[Directions for this task]
In the listing below, locate the lines bearing the word "oceny". Copy every one of them.

Listed records start

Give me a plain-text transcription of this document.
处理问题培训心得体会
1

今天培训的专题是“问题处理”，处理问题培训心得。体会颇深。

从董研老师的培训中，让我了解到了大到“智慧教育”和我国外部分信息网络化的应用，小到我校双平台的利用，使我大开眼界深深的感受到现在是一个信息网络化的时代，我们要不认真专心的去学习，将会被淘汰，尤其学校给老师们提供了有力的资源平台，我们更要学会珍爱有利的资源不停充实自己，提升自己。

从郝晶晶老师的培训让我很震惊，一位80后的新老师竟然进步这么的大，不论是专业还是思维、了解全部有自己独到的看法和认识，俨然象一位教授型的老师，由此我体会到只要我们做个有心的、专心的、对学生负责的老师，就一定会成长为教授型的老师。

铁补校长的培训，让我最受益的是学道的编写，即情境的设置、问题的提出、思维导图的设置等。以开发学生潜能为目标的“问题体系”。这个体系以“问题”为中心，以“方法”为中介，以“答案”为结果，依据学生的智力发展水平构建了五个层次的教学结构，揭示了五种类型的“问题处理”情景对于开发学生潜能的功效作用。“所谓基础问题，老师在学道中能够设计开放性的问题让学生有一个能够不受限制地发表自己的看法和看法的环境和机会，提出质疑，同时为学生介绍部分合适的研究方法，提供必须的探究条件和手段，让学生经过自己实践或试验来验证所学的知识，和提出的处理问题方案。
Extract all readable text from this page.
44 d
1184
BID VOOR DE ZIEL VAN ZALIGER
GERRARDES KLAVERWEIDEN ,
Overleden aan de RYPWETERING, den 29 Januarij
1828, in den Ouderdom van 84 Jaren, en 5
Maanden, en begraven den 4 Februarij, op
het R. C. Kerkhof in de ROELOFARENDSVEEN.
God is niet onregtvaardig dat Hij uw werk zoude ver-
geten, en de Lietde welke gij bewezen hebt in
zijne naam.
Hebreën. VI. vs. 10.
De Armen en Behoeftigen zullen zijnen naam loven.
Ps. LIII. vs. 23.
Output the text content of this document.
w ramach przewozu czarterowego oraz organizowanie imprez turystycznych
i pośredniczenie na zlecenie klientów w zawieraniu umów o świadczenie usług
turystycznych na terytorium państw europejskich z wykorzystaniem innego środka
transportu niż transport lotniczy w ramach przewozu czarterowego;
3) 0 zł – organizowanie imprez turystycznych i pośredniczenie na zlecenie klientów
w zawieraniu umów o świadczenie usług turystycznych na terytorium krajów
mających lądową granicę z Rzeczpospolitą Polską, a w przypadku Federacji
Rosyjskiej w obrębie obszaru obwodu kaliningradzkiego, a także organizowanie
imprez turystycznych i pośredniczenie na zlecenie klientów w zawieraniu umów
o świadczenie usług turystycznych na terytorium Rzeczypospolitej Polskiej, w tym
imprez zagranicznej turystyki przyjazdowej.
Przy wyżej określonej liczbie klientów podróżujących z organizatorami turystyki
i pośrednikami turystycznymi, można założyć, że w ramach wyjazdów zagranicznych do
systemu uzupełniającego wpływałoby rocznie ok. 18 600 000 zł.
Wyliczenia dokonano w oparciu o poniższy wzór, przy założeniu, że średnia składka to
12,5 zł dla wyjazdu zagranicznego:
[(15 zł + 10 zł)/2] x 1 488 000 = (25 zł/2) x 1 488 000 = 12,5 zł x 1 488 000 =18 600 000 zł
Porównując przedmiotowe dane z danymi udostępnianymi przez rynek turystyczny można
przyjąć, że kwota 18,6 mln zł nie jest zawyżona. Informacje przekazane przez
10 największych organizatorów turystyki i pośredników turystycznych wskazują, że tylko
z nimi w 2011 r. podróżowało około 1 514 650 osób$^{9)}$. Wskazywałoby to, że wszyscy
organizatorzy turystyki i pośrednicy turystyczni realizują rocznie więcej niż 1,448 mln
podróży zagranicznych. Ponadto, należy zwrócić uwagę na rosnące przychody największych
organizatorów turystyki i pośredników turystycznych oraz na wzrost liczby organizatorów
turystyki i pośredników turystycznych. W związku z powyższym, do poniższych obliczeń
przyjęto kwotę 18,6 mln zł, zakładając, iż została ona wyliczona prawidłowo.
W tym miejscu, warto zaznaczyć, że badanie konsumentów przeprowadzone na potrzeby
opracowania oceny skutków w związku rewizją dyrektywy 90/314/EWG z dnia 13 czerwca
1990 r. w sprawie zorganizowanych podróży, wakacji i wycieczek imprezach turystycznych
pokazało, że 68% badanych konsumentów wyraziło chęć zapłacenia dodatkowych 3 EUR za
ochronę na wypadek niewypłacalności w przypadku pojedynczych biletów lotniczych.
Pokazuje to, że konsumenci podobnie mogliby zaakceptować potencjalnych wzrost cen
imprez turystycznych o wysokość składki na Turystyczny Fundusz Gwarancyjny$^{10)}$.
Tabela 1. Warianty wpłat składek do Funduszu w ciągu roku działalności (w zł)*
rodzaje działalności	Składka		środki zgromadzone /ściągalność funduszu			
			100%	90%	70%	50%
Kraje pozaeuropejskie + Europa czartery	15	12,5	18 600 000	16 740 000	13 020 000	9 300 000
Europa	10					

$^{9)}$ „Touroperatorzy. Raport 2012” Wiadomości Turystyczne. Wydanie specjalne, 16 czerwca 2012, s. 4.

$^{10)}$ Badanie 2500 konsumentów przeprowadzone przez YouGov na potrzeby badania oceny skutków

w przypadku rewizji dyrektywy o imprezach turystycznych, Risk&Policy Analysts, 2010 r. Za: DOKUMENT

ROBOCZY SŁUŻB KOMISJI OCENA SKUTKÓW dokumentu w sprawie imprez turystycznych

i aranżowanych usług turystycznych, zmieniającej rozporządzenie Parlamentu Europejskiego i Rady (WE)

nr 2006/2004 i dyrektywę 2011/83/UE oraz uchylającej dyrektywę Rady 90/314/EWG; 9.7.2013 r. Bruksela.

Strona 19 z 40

Listed records end

[Full output]
opracowania oceny skutków w związku rewizją dyrektywy 90/314/EWG z dnia 13 czerwca
$^{10)}$ Badanie 2500 konsumentów przeprowadzone przez YouGov na potrzeby badania oceny skutków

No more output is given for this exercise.